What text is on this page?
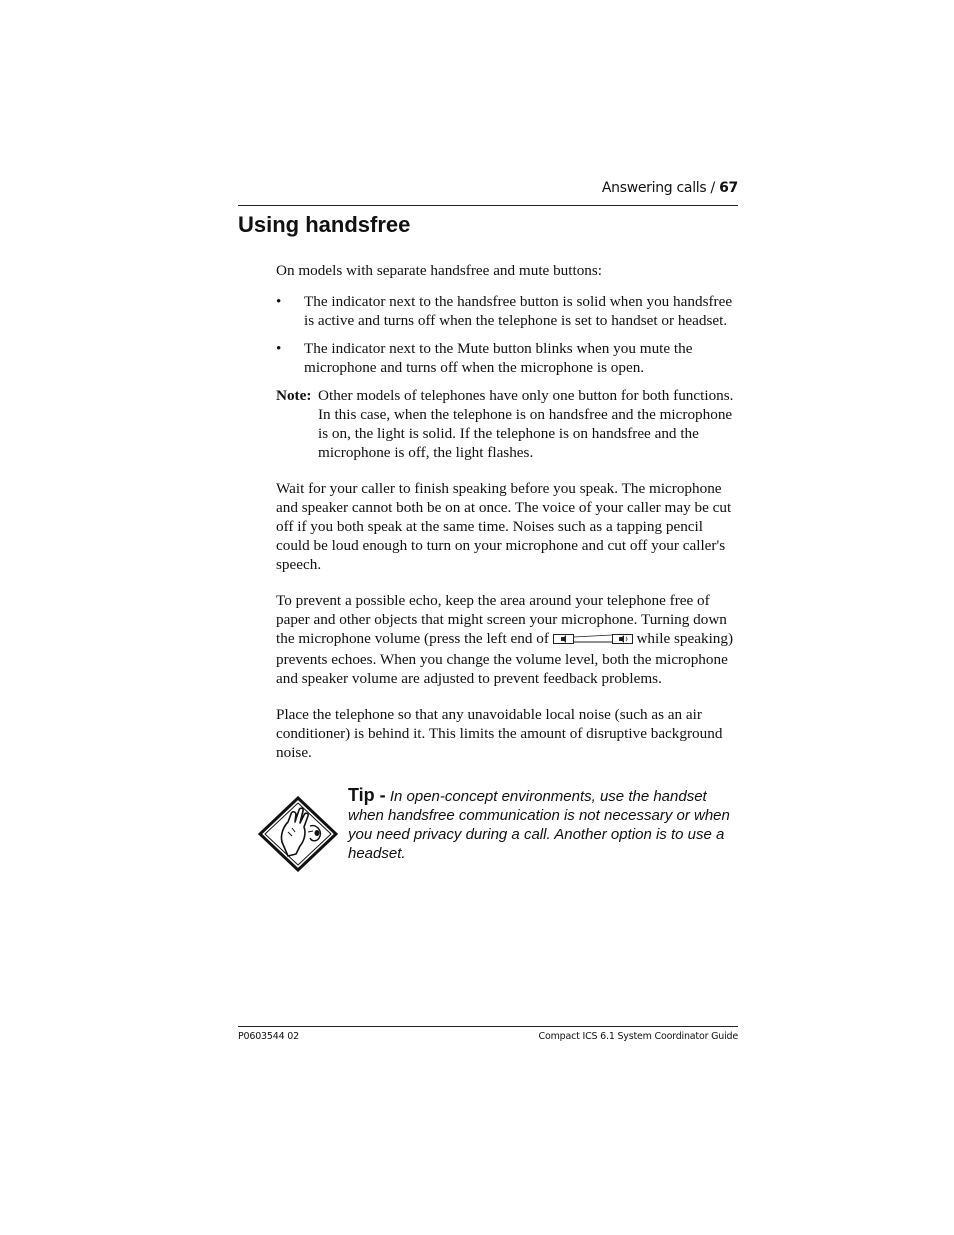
Answering calls / 67
Using handsfree

On models with separate handsfree and mute buttons:

• The indicator next to the handsfree button is solid when you handsfree is active and turns off when the telephone is set to handset or headset.
• The indicator next to the Mute button blinks when you mute the microphone and turns off when the microphone is open.
Note: Other models of telephones have only one button for both functions. In this case, when the telephone is on handsfree and the microphone is on, the light is solid. If the telephone is on handsfree and the microphone is off, the light flashes.

Wait for your caller to finish speaking before you speak. The microphone and speaker cannot both be on at once. The voice of your caller may be cut off if you both speak at the same time. Noises such as a tapping pencil could be loud enough to turn on your microphone and cut off your caller's speech.

To prevent a possible echo, keep the area around your telephone free of paper and other objects that might screen your microphone. Turning down the microphone volume (press the left end of	while speaking) prevents echoes. When you change the volume level, both the microphone and speaker volume are adjusted to prevent feedback problems.

Place the telephone so that any unavoidable local noise (such as an air conditioner) is behind it. This limits the amount of disruptive background noise.

Tip - In open-concept environments, use the handset when handsfree communication is not necessary or when you need privacy during a call. Another option is to use a headset.

P0603544 02	Compact ICS 6.1 System Coordinator Guide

DIRECTIONS:
Output an exact copy of the material, with the pictures removed.

EXERCISE OUTPUT:
What text is on this page?
Answering calls / 67
Using handsfree

On models with separate handsfree and mute buttons:

• The indicator next to the handsfree button is solid when you handsfree is active and turns off when the telephone is set to handset or headset.
• The indicator next to the Mute button blinks when you mute the microphone and turns off when the microphone is open.
Note: Other models of telephones have only one button for both functions. In this case, when the telephone is on handsfree and the microphone is on, the light is solid. If the telephone is on handsfree and the microphone is off, the light flashes.

Wait for your caller to finish speaking before you speak. The microphone and speaker cannot both be on at once. The voice of your caller may be cut off if you both speak at the same time. Noises such as a tapping pencil could be loud enough to turn on your microphone and cut off your caller's speech.

To prevent a possible echo, keep the area around your telephone free of paper and other objects that might screen your microphone. Turning down the microphone volume (press the left end of	while speaking) prevents echoes. When you change the volume level, both the microphone and speaker volume are adjusted to prevent feedback problems.

Place the telephone so that any unavoidable local noise (such as an air conditioner) is behind it. This limits the amount of disruptive background noise.

Tip - In open-concept environments, use the handset when handsfree communication is not necessary or when you need privacy during a call. Another option is to use a headset.

P0603544 02	Compact ICS 6.1 System Coordinator Guide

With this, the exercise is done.